Exercise requirements:
Reproduce the listing exactly and skip over any pictures.

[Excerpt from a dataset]
+===+
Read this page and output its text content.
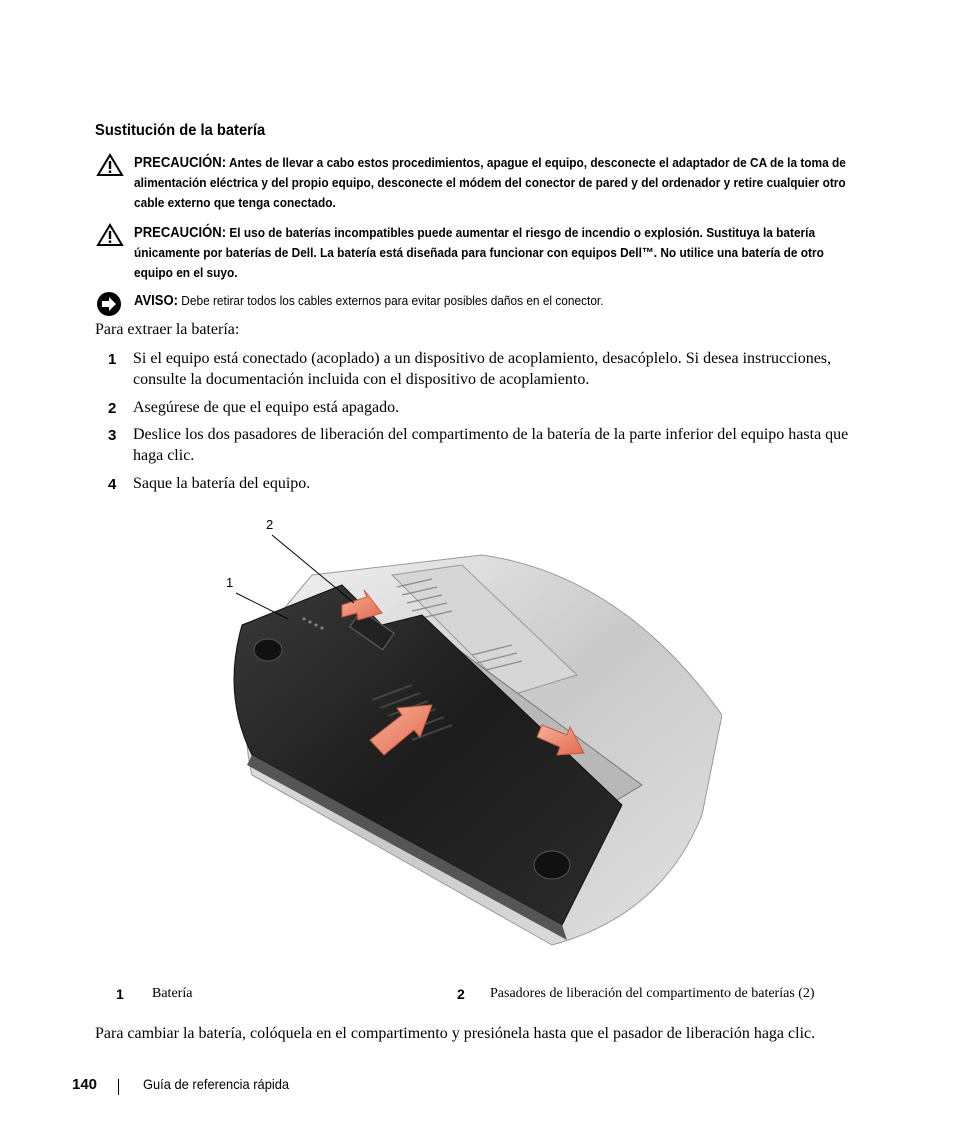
Sustitución de la batería
PRECAUCIÓN: Antes de llevar a cabo estos procedimientos, apague el equipo, desconecte el adaptador de CA de la toma de alimentación eléctrica y del propio equipo, desconecte el módem del conector de pared y del ordenador y retire cualquier otro cable externo que tenga conectado.
PRECAUCIÓN: El uso de baterías incompatibles puede aumentar el riesgo de incendio o explosión. Sustituya la batería únicamente por baterías de Dell. La batería está diseñada para funcionar con equipos Dell™. No utilice una batería de otro equipo en el suyo.
AVISO: Debe retirar todos los cables externos para evitar posibles daños en el conector.
Para extraer la batería:
1 Si el equipo está conectado (acoplado) a un dispositivo de acoplamiento, desacóplelo. Si desea instrucciones, consulte la documentación incluida con el dispositivo de acoplamiento.
2 Asegúrese de que el equipo está apagado.
3 Deslice los dos pasadores de liberación del compartimento de la batería de la parte inferior del equipo hasta que haga clic.
4 Saque la batería del equipo.
2
1
1 Batería	2 Pasadores de liberación del compartimento de baterías (2)
Para cambiar la batería, colóquela en el compartimento y presiónela hasta que el pasador de liberación haga clic.
140	Guía de referencia rápida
+===+
Solution to this exercise:
Read this page and output its text content.
Sustitución de la batería
PRECAUCIÓN: Antes de llevar a cabo estos procedimientos, apague el equipo, desconecte el adaptador de CA de la toma de alimentación eléctrica y del propio equipo, desconecte el módem del conector de pared y del ordenador y retire cualquier otro cable externo que tenga conectado.
PRECAUCIÓN: El uso de baterías incompatibles puede aumentar el riesgo de incendio o explosión. Sustituya la batería únicamente por baterías de Dell. La batería está diseñada para funcionar con equipos Dell™. No utilice una batería de otro equipo en el suyo.
AVISO: Debe retirar todos los cables externos para evitar posibles daños en el conector.
Para extraer la batería:
1 Si el equipo está conectado (acoplado) a un dispositivo de acoplamiento, desacóplelo. Si desea instrucciones, consulte la documentación incluida con el dispositivo de acoplamiento.
2 Asegúrese de que el equipo está apagado.
3 Deslice los dos pasadores de liberación del compartimento de la batería de la parte inferior del equipo hasta que haga clic.
4 Saque la batería del equipo.
2
1
1 Batería	2 Pasadores de liberación del compartimento de baterías (2)
Para cambiar la batería, colóquela en el compartimento y presiónela hasta que el pasador de liberación haga clic.
140	Guía de referencia rápida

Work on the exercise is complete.